_What you are asked to do_
Keep only the lines where "JSON" appears.
+++++
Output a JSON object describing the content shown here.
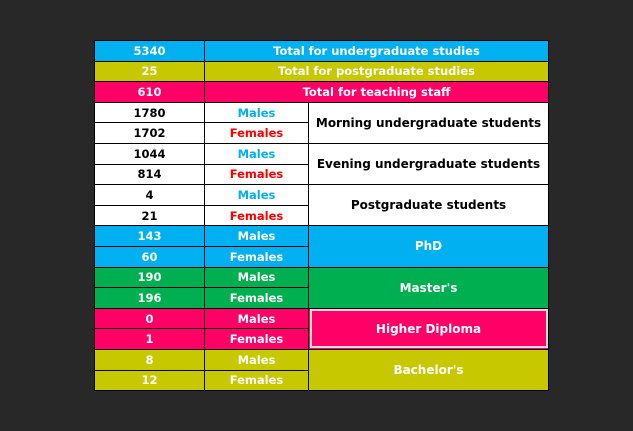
{
  "summary": [
    {
      "value": "5340",
      "label": "Total for undergraduate studies",
      "color": "#00b0f0"
    },
    {
      "value": "25",
      "label": "Total for postgraduate studies",
      "color": "#c8c800"
    },
    {
      "value": "610",
      "label": "Total for teaching staff",
      "color": "#ff0066"
    }
  ],
  "groups": [
    {
      "category": "Morning  undergraduate students",
      "color": "#ffffff",
      "males": "1780",
      "males_label": "Males",
      "females": "1702",
      "females_label": "Females"
    },
    {
      "category": "Evening undergraduate students",
      "color": "#ffffff",
      "males": "1044",
      "males_label": "Males",
      "females": "814",
      "females_label": "Females"
    },
    {
      "category": "Postgraduate students",
      "color": "#ffffff",
      "males": "4",
      "males_label": "Males",
      "females": "21",
      "females_label": "Females"
    },
    {
      "category": "PhD",
      "color": "#00b0f0",
      "males": "143",
      "males_label": "Males",
      "females": "60",
      "females_label": "Females"
    },
    {
      "category": "Master's",
      "color": "#00b050",
      "males": "190",
      "males_label": "Males",
      "females": "196",
      "females_label": "Females"
    },
    {
      "category": "Higher Diploma",
      "color": "#ff0066",
      "males": "0",
      "males_label": "Males",
      "females": "1",
      "females_label": "Females"
    },
    {
      "category": "Bachelor's",
      "color": "#c8c800",
      "males": "8",
      "males_label": "Males",
      "females": "12",
      "females_label": "Females"
    }
  ]
}
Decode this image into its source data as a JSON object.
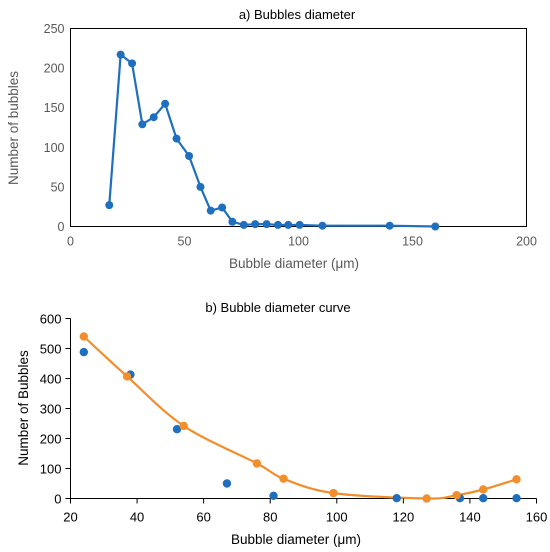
+++++
_Output_
Output a JSON object describing the content shown here.
Decode this image into its source data as a JSON object.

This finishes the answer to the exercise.